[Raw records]
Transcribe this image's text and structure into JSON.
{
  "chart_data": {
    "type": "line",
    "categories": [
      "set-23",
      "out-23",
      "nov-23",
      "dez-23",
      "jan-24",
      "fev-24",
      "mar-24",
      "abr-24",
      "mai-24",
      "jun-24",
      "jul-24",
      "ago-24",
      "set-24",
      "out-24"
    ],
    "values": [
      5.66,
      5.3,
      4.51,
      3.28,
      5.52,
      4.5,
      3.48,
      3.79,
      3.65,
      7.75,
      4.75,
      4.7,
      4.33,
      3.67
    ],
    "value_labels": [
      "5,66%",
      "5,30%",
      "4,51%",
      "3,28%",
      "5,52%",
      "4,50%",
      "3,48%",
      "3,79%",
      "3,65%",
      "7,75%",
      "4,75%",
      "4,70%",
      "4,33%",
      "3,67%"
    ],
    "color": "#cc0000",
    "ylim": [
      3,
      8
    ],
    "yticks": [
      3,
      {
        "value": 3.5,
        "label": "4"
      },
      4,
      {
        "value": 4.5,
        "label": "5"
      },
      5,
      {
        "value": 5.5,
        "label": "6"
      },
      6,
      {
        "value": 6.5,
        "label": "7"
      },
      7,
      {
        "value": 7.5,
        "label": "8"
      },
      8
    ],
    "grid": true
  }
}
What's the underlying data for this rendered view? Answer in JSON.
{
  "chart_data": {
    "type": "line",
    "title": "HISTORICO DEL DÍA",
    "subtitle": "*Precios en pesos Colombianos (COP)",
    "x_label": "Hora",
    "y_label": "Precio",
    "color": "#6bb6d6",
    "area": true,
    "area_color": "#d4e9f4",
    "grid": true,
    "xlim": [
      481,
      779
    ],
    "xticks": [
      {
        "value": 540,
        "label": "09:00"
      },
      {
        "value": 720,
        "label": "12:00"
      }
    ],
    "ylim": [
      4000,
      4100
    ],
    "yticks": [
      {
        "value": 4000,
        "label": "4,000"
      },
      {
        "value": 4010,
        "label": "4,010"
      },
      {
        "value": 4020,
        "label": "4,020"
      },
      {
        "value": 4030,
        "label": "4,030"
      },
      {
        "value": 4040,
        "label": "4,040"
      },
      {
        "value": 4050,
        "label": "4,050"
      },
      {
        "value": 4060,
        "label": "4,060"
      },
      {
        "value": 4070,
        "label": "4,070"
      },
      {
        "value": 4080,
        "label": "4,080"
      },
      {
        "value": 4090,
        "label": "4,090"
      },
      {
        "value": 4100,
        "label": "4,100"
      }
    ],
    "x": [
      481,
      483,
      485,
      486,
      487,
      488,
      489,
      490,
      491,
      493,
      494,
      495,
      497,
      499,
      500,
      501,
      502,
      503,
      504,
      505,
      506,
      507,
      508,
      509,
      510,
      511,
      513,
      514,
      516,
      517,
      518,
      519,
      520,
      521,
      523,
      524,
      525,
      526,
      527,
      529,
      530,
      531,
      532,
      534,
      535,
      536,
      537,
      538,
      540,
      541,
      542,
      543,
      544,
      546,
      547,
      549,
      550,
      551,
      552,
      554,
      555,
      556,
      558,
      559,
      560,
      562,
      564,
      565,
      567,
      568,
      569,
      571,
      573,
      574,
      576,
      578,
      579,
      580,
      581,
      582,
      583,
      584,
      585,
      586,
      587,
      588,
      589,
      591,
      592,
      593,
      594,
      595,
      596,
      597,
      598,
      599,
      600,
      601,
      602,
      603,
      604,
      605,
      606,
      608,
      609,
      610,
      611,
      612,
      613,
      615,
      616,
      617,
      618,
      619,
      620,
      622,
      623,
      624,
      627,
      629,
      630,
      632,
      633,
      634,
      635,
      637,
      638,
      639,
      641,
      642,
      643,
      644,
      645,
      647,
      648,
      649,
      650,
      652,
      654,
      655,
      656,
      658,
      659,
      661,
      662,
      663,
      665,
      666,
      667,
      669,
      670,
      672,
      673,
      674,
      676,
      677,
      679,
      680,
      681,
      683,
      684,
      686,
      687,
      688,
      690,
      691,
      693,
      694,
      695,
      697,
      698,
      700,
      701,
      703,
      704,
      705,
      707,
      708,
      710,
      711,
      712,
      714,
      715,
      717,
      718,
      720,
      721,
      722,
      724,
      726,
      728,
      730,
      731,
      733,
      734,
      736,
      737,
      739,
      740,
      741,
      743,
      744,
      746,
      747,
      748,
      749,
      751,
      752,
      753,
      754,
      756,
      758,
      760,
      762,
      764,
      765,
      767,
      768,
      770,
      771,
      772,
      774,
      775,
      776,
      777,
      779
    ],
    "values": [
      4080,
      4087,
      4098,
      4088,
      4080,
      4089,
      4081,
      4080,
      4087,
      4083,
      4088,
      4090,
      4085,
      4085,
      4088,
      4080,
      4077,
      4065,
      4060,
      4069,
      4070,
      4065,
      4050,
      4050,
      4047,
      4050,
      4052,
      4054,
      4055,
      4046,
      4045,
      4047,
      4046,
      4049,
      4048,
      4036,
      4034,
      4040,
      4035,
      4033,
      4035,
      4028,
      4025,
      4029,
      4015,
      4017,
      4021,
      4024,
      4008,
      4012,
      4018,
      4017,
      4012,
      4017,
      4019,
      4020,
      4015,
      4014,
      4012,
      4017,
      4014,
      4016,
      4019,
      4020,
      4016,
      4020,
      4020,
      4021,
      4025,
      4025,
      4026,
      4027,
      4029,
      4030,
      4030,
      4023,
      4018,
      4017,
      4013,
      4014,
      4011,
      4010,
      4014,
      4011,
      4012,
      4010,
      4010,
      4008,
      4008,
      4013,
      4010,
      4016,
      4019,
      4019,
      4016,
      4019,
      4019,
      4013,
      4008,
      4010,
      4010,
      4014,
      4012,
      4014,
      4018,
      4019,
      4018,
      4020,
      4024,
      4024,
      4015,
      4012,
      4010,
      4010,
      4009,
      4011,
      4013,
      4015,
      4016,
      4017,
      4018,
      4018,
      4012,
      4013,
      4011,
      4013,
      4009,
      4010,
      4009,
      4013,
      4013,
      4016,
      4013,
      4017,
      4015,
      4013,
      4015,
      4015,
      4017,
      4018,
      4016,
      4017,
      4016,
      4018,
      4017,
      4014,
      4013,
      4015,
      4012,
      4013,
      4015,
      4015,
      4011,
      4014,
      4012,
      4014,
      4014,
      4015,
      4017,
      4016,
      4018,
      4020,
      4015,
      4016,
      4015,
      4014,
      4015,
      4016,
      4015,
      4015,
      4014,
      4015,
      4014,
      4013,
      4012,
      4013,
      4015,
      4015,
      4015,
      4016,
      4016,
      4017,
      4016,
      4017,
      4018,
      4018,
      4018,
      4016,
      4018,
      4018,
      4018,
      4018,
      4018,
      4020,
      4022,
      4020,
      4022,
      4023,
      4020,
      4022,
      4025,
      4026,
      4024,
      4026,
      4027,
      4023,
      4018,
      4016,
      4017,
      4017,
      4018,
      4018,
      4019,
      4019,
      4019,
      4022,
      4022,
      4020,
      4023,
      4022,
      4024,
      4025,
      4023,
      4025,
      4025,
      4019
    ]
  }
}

▶ _What is needed_: Repeat all of the records above exactly as they appear.

▶ _Expected output_:
Transcribe this image's text and structure into JSON.
{
  "chart_data": {
    "type": "line",
    "categories": [
      "set-23",
      "out-23",
      "nov-23",
      "dez-23",
      "jan-24",
      "fev-24",
      "mar-24",
      "abr-24",
      "mai-24",
      "jun-24",
      "jul-24",
      "ago-24",
      "set-24",
      "out-24"
    ],
    "values": [
      5.66,
      5.3,
      4.51,
      3.28,
      5.52,
      4.5,
      3.48,
      3.79,
      3.65,
      7.75,
      4.75,
      4.7,
      4.33,
      3.67
    ],
    "value_labels": [
      "5,66%",
      "5,30%",
      "4,51%",
      "3,28%",
      "5,52%",
      "4,50%",
      "3,48%",
      "3,79%",
      "3,65%",
      "7,75%",
      "4,75%",
      "4,70%",
      "4,33%",
      "3,67%"
    ],
    "color": "#cc0000",
    "ylim": [
      3,
      8
    ],
    "yticks": [
      3,
      {
        "value": 3.5,
        "label": "4"
      },
      4,
      {
        "value": 4.5,
        "label": "5"
      },
      5,
      {
        "value": 5.5,
        "label": "6"
      },
      6,
      {
        "value": 6.5,
        "label": "7"
      },
      7,
      {
        "value": 7.5,
        "label": "8"
      },
      8
    ],
    "grid": true
  }
}
What's the underlying data for this rendered view? Answer in JSON.
{
  "chart_data": {
    "type": "line",
    "title": "HISTORICO DEL DÍA",
    "subtitle": "*Precios en pesos Colombianos (COP)",
    "x_label": "Hora",
    "y_label": "Precio",
    "color": "#6bb6d6",
    "area": true,
    "area_color": "#d4e9f4",
    "grid": true,
    "xlim": [
      481,
      779
    ],
    "xticks": [
      {
        "value": 540,
        "label": "09:00"
      },
      {
        "value": 720,
        "label": "12:00"
      }
    ],
    "ylim": [
      4000,
      4100
    ],
    "yticks": [
      {
        "value": 4000,
        "label": "4,000"
      },
      {
        "value": 4010,
        "label": "4,010"
      },
      {
        "value": 4020,
        "label": "4,020"
      },
      {
        "value": 4030,
        "label": "4,030"
      },
      {
        "value": 4040,
        "label": "4,040"
      },
      {
        "value": 4050,
        "label": "4,050"
      },
      {
        "value": 4060,
        "label": "4,060"
      },
      {
        "value": 4070,
        "label": "4,070"
      },
      {
        "value": 4080,
        "label": "4,080"
      },
      {
        "value": 4090,
        "label": "4,090"
      },
      {
        "value": 4100,
        "label": "4,100"
      }
    ],
    "x": [
      481,
      483,
      485,
      486,
      487,
      488,
      489,
      490,
      491,
      493,
      494,
      495,
      497,
      499,
      500,
      501,
      502,
      503,
      504,
      505,
      506,
      507,
      508,
      509,
      510,
      511,
      513,
      514,
      516,
      517,
      518,
      519,
      520,
      521,
      523,
      524,
      525,
      526,
      527,
      529,
      530,
      531,
      532,
      534,
      535,
      536,
      537,
      538,
      540,
      541,
      542,
      543,
      544,
      546,
      547,
      549,
      550,
      551,
      552,
      554,
      555,
      556,
      558,
      559,
      560,
      562,
      564,
      565,
      567,
      568,
      569,
      571,
      573,
      574,
      576,
      578,
      579,
      580,
      581,
      582,
      583,
      584,
      585,
      586,
      587,
      588,
      589,
      591,
      592,
      593,
      594,
      595,
      596,
      597,
      598,
      599,
      600,
      601,
      602,
      603,
      604,
      605,
      606,
      608,
      609,
      610,
      611,
      612,
      613,
      615,
      616,
      617,
      618,
      619,
      620,
      622,
      623,
      624,
      627,
      629,
      630,
      632,
      633,
      634,
      635,
      637,
      638,
      639,
      641,
      642,
      643,
      644,
      645,
      647,
      648,
      649,
      650,
      652,
      654,
      655,
      656,
      658,
      659,
      661,
      662,
      663,
      665,
      666,
      667,
      669,
      670,
      672,
      673,
      674,
      676,
      677,
      679,
      680,
      681,
      683,
      684,
      686,
      687,
      688,
      690,
      691,
      693,
      694,
      695,
      697,
      698,
      700,
      701,
      703,
      704,
      705,
      707,
      708,
      710,
      711,
      712,
      714,
      715,
      717,
      718,
      720,
      721,
      722,
      724,
      726,
      728,
      730,
      731,
      733,
      734,
      736,
      737,
      739,
      740,
      741,
      743,
      744,
      746,
      747,
      748,
      749,
      751,
      752,
      753,
      754,
      756,
      758,
      760,
      762,
      764,
      765,
      767,
      768,
      770,
      771,
      772,
      774,
      775,
      776,
      777,
      779
    ],
    "values": [
      4080,
      4087,
      4098,
      4088,
      4080,
      4089,
      4081,
      4080,
      4087,
      4083,
      4088,
      4090,
      4085,
      4085,
      4088,
      4080,
      4077,
      4065,
      4060,
      4069,
      4070,
      4065,
      4050,
      4050,
      4047,
      4050,
      4052,
      4054,
      4055,
      4046,
      4045,
      4047,
      4046,
      4049,
      4048,
      4036,
      4034,
      4040,
      4035,
      4033,
      4035,
      4028,
      4025,
      4029,
      4015,
      4017,
      4021,
      4024,
      4008,
      4012,
      4018,
      4017,
      4012,
      4017,
      4019,
      4020,
      4015,
      4014,
      4012,
      4017,
      4014,
      4016,
      4019,
      4020,
      4016,
      4020,
      4020,
      4021,
      4025,
      4025,
      4026,
      4027,
      4029,
      4030,
      4030,
      4023,
      4018,
      4017,
      4013,
      4014,
      4011,
      4010,
      4014,
      4011,
      4012,
      4010,
      4010,
      4008,
      4008,
      4013,
      4010,
      4016,
      4019,
      4019,
      4016,
      4019,
      4019,
      4013,
      4008,
      4010,
      4010,
      4014,
      4012,
      4014,
      4018,
      4019,
      4018,
      4020,
      4024,
      4024,
      4015,
      4012,
      4010,
      4010,
      4009,
      4011,
      4013,
      4015,
      4016,
      4017,
      4018,
      4018,
      4012,
      4013,
      4011,
      4013,
      4009,
      4010,
      4009,
      4013,
      4013,
      4016,
      4013,
      4017,
      4015,
      4013,
      4015,
      4015,
      4017,
      4018,
      4016,
      4017,
      4016,
      4018,
      4017,
      4014,
      4013,
      4015,
      4012,
      4013,
      4015,
      4015,
      4011,
      4014,
      4012,
      4014,
      4014,
      4015,
      4017,
      4016,
      4018,
      4020,
      4015,
      4016,
      4015,
      4014,
      4015,
      4016,
      4015,
      4015,
      4014,
      4015,
      4014,
      4013,
      4012,
      4013,
      4015,
      4015,
      4015,
      4016,
      4016,
      4017,
      4016,
      4017,
      4018,
      4018,
      4018,
      4016,
      4018,
      4018,
      4018,
      4018,
      4018,
      4020,
      4022,
      4020,
      4022,
      4023,
      4020,
      4022,
      4025,
      4026,
      4024,
      4026,
      4027,
      4023,
      4018,
      4016,
      4017,
      4017,
      4018,
      4018,
      4019,
      4019,
      4019,
      4022,
      4022,
      4020,
      4023,
      4022,
      4024,
      4025,
      4023,
      4025,
      4025,
      4019
    ]
  }
}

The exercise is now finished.